The exercise.
Pick out every line of the entries below where "Viscosity" occurs, and copy those lines.

═════ Exercise data ═════

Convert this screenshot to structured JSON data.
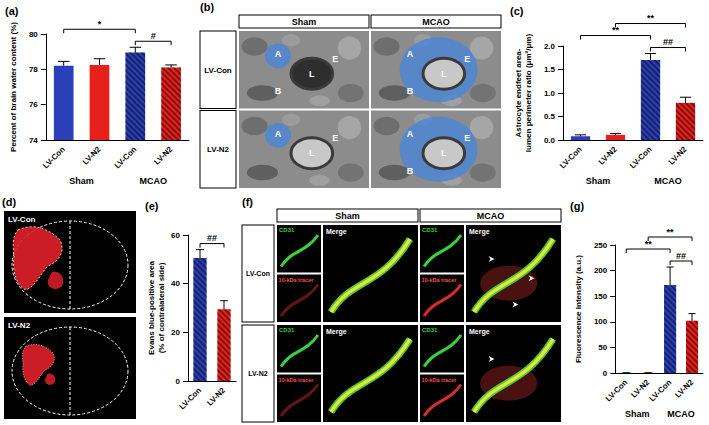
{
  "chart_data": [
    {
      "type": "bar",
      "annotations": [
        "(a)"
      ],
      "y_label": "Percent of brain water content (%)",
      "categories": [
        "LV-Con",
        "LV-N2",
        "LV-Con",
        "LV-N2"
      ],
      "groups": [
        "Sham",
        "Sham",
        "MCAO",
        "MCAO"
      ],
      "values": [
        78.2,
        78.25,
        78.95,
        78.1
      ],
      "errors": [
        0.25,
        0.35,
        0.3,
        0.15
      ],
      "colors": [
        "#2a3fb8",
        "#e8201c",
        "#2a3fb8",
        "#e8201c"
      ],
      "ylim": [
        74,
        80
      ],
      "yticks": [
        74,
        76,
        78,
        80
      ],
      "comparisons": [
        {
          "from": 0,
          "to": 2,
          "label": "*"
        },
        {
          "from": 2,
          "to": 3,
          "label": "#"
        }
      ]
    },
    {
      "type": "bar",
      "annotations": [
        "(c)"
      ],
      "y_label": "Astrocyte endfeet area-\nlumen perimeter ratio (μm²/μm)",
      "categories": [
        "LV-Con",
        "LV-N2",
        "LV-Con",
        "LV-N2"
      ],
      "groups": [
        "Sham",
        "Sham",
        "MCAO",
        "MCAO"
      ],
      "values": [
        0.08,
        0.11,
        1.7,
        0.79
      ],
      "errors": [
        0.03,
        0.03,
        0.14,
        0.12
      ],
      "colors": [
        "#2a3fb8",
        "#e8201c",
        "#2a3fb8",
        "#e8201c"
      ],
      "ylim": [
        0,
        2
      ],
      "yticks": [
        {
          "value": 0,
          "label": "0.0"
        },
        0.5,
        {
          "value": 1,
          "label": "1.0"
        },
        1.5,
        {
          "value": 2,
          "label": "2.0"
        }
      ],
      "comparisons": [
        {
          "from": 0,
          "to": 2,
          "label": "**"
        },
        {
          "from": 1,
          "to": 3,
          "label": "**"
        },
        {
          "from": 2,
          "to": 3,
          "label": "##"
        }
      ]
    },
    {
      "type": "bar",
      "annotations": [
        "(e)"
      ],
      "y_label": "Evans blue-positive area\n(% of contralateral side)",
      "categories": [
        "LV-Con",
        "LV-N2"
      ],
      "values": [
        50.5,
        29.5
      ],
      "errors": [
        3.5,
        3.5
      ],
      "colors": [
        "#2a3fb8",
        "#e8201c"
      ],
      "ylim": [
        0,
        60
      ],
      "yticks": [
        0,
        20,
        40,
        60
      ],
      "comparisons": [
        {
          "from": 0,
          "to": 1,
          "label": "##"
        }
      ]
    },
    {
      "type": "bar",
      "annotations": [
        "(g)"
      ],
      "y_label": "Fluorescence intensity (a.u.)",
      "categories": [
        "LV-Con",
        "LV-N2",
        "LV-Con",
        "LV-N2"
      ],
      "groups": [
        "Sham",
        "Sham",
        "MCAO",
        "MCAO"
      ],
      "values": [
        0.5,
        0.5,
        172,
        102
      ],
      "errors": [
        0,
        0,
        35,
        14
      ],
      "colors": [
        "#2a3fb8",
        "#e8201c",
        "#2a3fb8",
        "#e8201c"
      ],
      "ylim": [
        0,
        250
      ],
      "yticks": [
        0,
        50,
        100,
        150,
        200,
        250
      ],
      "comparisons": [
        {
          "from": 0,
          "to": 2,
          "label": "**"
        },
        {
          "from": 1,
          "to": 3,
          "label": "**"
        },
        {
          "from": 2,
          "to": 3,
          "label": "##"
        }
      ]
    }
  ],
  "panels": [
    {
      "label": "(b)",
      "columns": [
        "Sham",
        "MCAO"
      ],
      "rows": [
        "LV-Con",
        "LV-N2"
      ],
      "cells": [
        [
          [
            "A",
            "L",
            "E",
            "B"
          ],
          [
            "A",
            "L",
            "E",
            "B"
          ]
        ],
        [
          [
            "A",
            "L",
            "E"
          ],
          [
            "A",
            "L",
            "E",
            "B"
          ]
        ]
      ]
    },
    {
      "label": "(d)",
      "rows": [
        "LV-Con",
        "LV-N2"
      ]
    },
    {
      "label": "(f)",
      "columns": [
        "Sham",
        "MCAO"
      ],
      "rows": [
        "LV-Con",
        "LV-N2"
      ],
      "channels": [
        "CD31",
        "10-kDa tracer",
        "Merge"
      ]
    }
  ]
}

═════
═════ Exercise data ═════

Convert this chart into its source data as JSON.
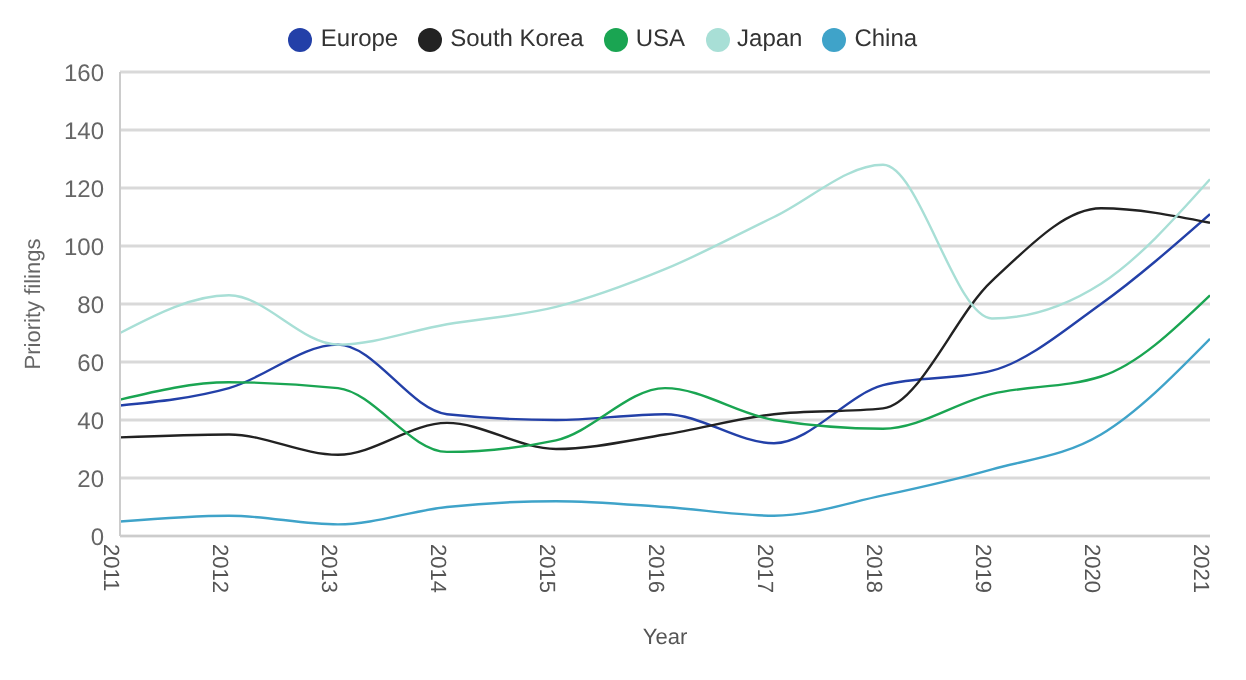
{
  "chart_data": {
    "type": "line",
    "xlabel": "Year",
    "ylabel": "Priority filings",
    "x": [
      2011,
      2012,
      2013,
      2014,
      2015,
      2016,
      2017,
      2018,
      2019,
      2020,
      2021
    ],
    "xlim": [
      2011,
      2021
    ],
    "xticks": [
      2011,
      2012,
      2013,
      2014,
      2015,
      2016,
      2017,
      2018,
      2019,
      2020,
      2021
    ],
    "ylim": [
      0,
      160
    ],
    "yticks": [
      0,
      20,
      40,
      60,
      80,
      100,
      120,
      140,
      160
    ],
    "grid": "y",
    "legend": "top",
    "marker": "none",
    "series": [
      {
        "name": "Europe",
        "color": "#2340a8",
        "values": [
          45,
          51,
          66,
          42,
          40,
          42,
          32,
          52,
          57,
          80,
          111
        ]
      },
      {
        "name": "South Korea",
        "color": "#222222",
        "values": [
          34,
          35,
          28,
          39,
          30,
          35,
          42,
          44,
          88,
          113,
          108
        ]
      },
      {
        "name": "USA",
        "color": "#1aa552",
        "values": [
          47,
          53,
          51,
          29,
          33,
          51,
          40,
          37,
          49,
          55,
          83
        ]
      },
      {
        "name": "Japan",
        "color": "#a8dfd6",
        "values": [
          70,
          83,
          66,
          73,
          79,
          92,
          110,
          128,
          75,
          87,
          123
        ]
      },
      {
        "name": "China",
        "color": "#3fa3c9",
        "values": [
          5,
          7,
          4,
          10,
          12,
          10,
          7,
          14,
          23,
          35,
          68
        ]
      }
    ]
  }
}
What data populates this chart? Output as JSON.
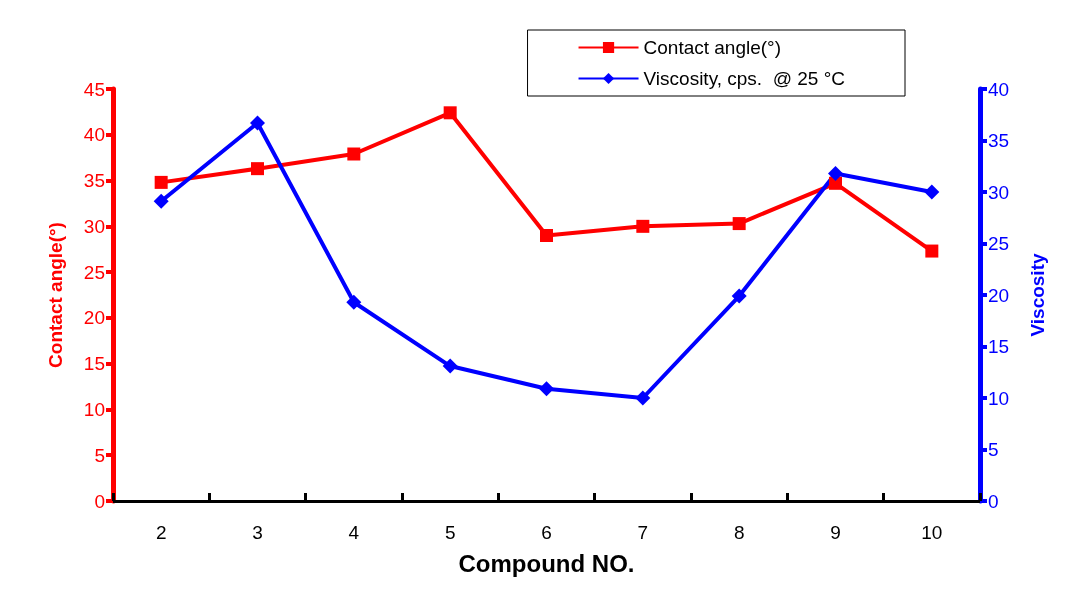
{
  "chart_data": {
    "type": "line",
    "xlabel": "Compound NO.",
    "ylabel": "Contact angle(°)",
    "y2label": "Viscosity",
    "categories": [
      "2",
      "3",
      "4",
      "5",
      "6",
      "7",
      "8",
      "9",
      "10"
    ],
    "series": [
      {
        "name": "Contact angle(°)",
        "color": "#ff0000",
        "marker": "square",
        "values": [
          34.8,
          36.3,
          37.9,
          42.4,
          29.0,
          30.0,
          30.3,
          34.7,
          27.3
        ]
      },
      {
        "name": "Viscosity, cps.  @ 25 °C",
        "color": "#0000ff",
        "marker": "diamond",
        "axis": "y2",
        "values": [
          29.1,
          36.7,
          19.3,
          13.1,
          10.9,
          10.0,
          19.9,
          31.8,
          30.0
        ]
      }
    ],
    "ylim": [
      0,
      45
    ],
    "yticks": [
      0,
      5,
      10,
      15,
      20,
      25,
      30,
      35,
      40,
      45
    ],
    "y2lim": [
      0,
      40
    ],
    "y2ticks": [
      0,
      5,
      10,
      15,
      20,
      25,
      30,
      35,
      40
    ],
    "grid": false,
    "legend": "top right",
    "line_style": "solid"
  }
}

═════

Task response.
    "y2label": "Viscosity",
        "name": "Viscosity, cps.  @ 25 °C",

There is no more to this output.